▶
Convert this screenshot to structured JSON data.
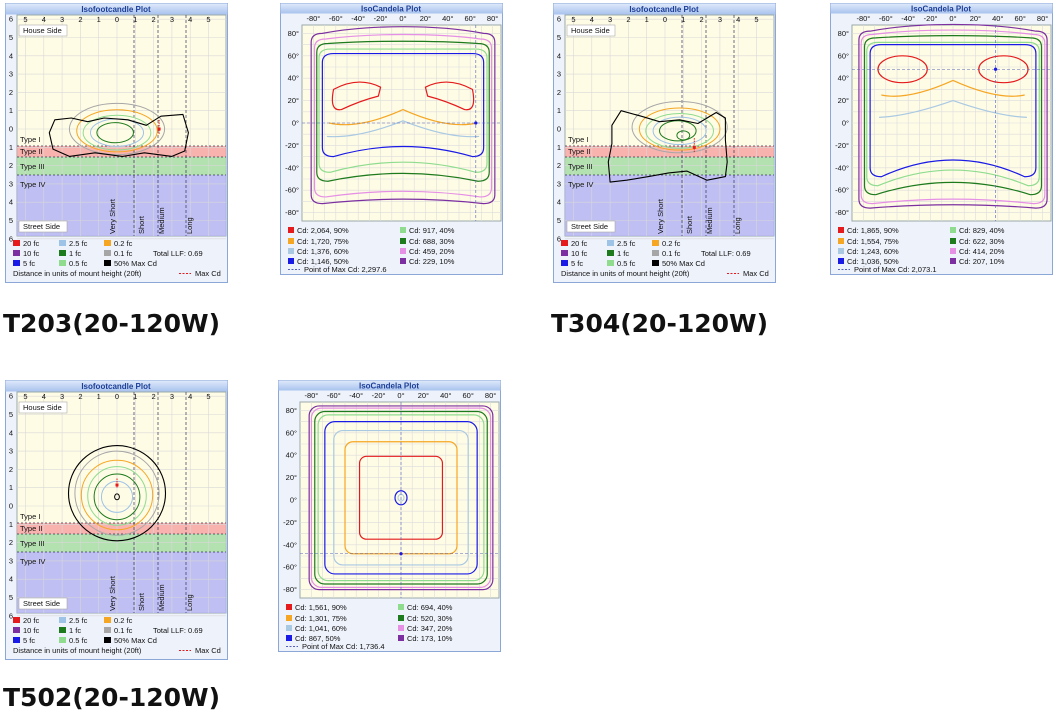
{
  "isofootcandle_plot": {
    "title": "Isofootcandle Plot",
    "x_axis": [
      "5",
      "4",
      "3",
      "2",
      "1",
      "0",
      "1",
      "2",
      "3",
      "4",
      "5"
    ],
    "y_axis": [
      "6",
      "5",
      "4",
      "3",
      "2",
      "1",
      "0",
      "1",
      "2",
      "3",
      "4",
      "5",
      "6"
    ],
    "house_side": "House Side",
    "street_side": "Street Side",
    "types": [
      "Type I",
      "Type II",
      "Type III",
      "Type IV"
    ],
    "ranges": [
      "Very Short",
      "Short",
      "Medium",
      "Long"
    ],
    "legend": [
      "20 fc",
      "2.5 fc",
      "0.2 fc",
      "10 fc",
      "1 fc",
      "0.1 fc",
      "5 fc",
      "0.5 fc",
      "50% Max Cd"
    ],
    "llf": "Total LLF: 0.69",
    "distance_note": "Distance in units of mount height (20ft)",
    "max_cd": "Max Cd"
  },
  "isocandela_plot": {
    "title": "IsoCandela Plot",
    "x_axis": [
      "-80°",
      "-60°",
      "-40°",
      "-20°",
      "0°",
      "20°",
      "40°",
      "60°",
      "80°"
    ],
    "y_axis": [
      "80°",
      "60°",
      "40°",
      "20°",
      "0°",
      "-20°",
      "-40°",
      "-60°",
      "-80°"
    ]
  },
  "products": [
    {
      "label": "T203(20-120W)",
      "isocandela_legend": [
        "Cd: 2,064, 90%",
        "Cd: 1,720, 75%",
        "Cd: 1,376, 60%",
        "Cd: 1,146, 50%",
        "Cd: 917, 40%",
        "Cd: 688, 30%",
        "Cd: 459, 20%",
        "Cd: 229, 10%"
      ],
      "max_cd_point": "Point of Max Cd: 2,297.6"
    },
    {
      "label": "T304(20-120W)",
      "isocandela_legend": [
        "Cd: 1,865, 90%",
        "Cd: 1,554, 75%",
        "Cd: 1,243, 60%",
        "Cd: 1,036, 50%",
        "Cd: 829, 40%",
        "Cd: 622, 30%",
        "Cd: 414, 20%",
        "Cd: 207, 10%"
      ],
      "max_cd_point": "Point of Max Cd: 2,073.1"
    },
    {
      "label": "T502(20-120W)",
      "isocandela_legend": [
        "Cd: 1,561, 90%",
        "Cd: 1,301, 75%",
        "Cd: 1,041, 60%",
        "Cd: 867, 50%",
        "Cd: 694, 40%",
        "Cd: 520, 30%",
        "Cd: 347, 20%",
        "Cd: 173, 10%"
      ],
      "max_cd_point": "Point of Max Cd: 1,736.4"
    }
  ]
}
◀
PROBLEM: Look through the material and copy each line that has "Point".

SOLUTION FOR THIS TASK:
      "max_cd_point": "Point of Max Cd: 2,297.6"
      "max_cd_point": "Point of Max Cd: 2,073.1"
      "max_cd_point": "Point of Max Cd: 1,736.4"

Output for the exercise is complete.